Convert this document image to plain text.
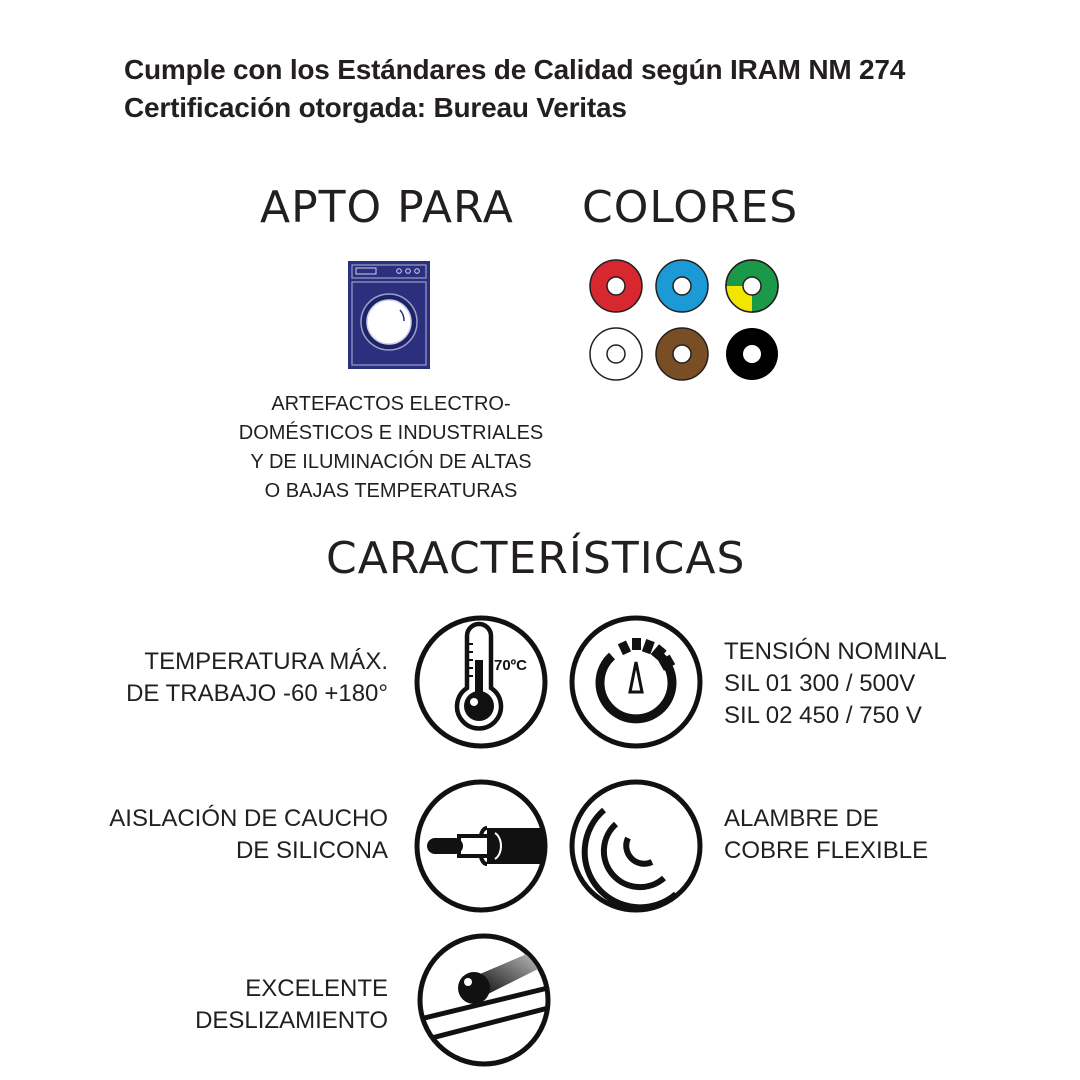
Cumple con los Estándares de Calidad según IRAM NM 274
Certificación otorgada: Bureau Veritas
APTO PARA
ARTEFACTOS ELECTRO-
DOMÉSTICOS E INDUSTRIALES
Y DE ILUMINACIÓN DE ALTAS
O BAJAS TEMPERATURAS
COLORES
CARACTERÍSTICAS
TEMPERATURA MÁX.
DE TRABAJO -60 +180°
70ºC
TENSIÓN NOMINAL
SIL 01 300 / 500V
SIL 02 450 / 750 V
AISLACIÓN DE CAUCHO
DE SILICONA
ALAMBRE DE
COBRE FLEXIBLE
EXCELENTE
DESLIZAMIENTO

** WHAT THIS TASK INVOLVES **
Retype the entries word for word. Omit any images.

** ANSWER TO THE PROBLEM **
Convert this document image to plain text.
Cumple con los Estándares de Calidad según IRAM NM 274
Certificación otorgada: Bureau Veritas
APTO PARA
ARTEFACTOS ELECTRO-
DOMÉSTICOS E INDUSTRIALES
Y DE ILUMINACIÓN DE ALTAS
O BAJAS TEMPERATURAS
COLORES
CARACTERÍSTICAS
TEMPERATURA MÁX.
DE TRABAJO -60 +180°
70ºC
TENSIÓN NOMINAL
SIL 01 300 / 500V
SIL 02 450 / 750 V
AISLACIÓN DE CAUCHO
DE SILICONA
ALAMBRE DE
COBRE FLEXIBLE
EXCELENTE
DESLIZAMIENTO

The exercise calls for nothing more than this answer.